All of the data should be output character for character, except the pictures.

◆ ◆ ◆ ◆

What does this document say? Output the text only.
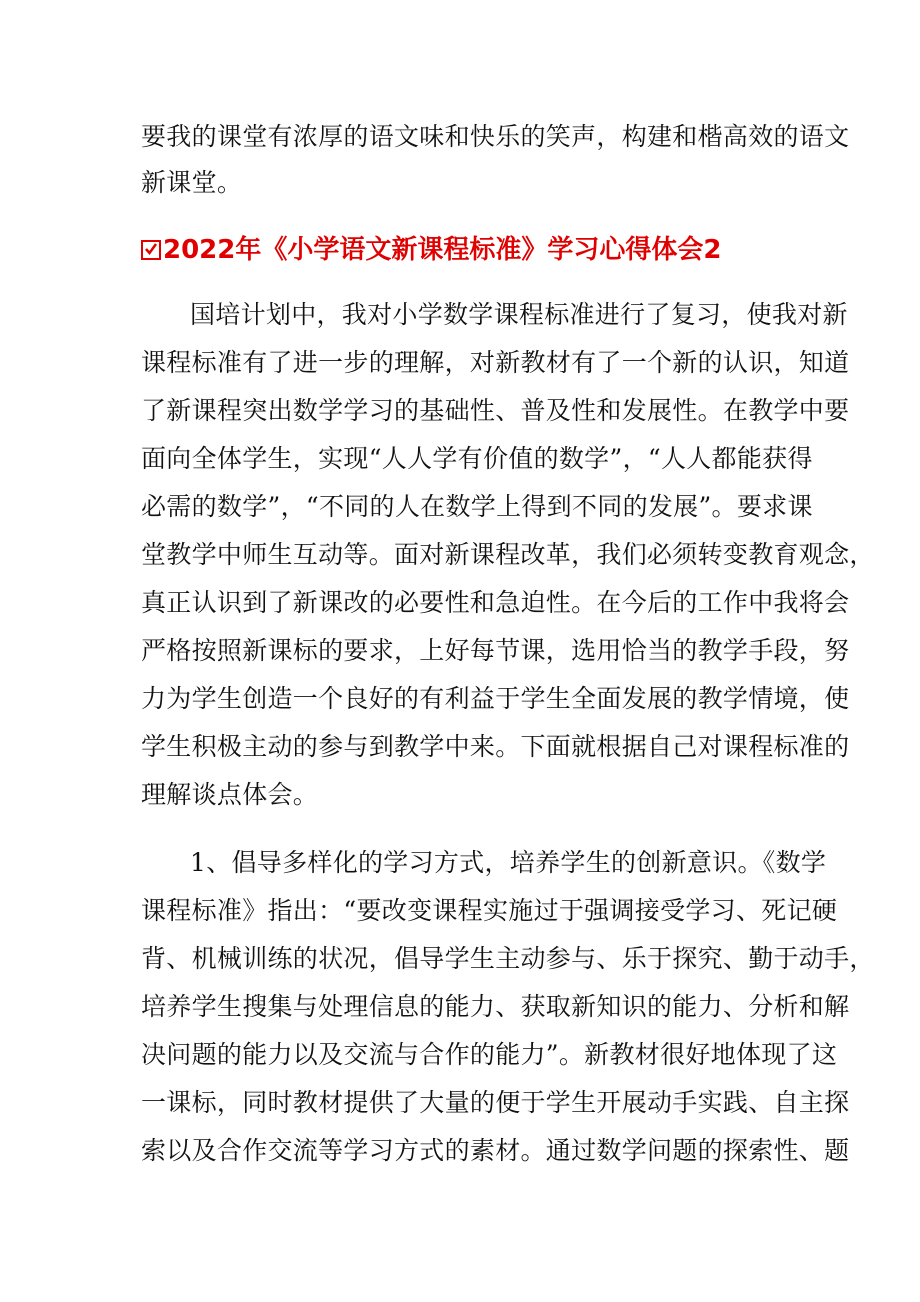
要我的课堂有浓厚的语文味和快乐的笑声，构建和楷高效的语文
新课堂。
2022年《小学语文新课程标准》学习心得体会2
国培计划中，我对小学数学课程标准进行了复习，使我对新
课程标准有了进一步的理解，对新教材有了一个新的认识，知道
了新课程突出数学学习的基础性、普及性和发展性。在教学中要
面向全体学生，实现“人人学有价值的数学”，“人人都能获得
必需的数学”，“不同的人在数学上得到不同的发展”。要求课
堂教学中师生互动等。面对新课程改革，我们必须转变教育观念，
真正认识到了新课改的必要性和急迫性。在今后的工作中我将会
严格按照新课标的要求，上好每节课，选用恰当的教学手段，努
力为学生创造一个良好的有利益于学生全面发展的教学情境，使
学生积极主动的参与到教学中来。下面就根据自己对课程标准的
理解谈点体会。
1、倡导多样化的学习方式，培养学生的创新意识。《数学
课程标准》指出：“要改变课程实施过于强调接受学习、死记硬
背、机械训练的状况，倡导学生主动参与、乐于探究、勤于动手，
培养学生搜集与处理信息的能力、获取新知识的能力、分析和解
决问题的能力以及交流与合作的能力”。新教材很好地体现了这
一课标，同时教材提供了大量的便于学生开展动手实践、自主探
索以及合作交流等学习方式的素材。通过数学问题的探索性、题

◆ ◆ ◆ ◆

## THE OUTPUT:
What does this document say? Output the text only.
要我的课堂有浓厚的语文味和快乐的笑声，构建和楷高效的语文
新课堂。
2022年《小学语文新课程标准》学习心得体会2
国培计划中，我对小学数学课程标准进行了复习，使我对新
课程标准有了进一步的理解，对新教材有了一个新的认识，知道
了新课程突出数学学习的基础性、普及性和发展性。在教学中要
面向全体学生，实现“人人学有价值的数学”，“人人都能获得
必需的数学”，“不同的人在数学上得到不同的发展”。要求课
堂教学中师生互动等。面对新课程改革，我们必须转变教育观念，
真正认识到了新课改的必要性和急迫性。在今后的工作中我将会
严格按照新课标的要求，上好每节课，选用恰当的教学手段，努
力为学生创造一个良好的有利益于学生全面发展的教学情境，使
学生积极主动的参与到教学中来。下面就根据自己对课程标准的
理解谈点体会。
1、倡导多样化的学习方式，培养学生的创新意识。《数学
课程标准》指出：“要改变课程实施过于强调接受学习、死记硬
背、机械训练的状况，倡导学生主动参与、乐于探究、勤于动手，
培养学生搜集与处理信息的能力、获取新知识的能力、分析和解
决问题的能力以及交流与合作的能力”。新教材很好地体现了这
一课标，同时教材提供了大量的便于学生开展动手实践、自主探
索以及合作交流等学习方式的素材。通过数学问题的探索性、题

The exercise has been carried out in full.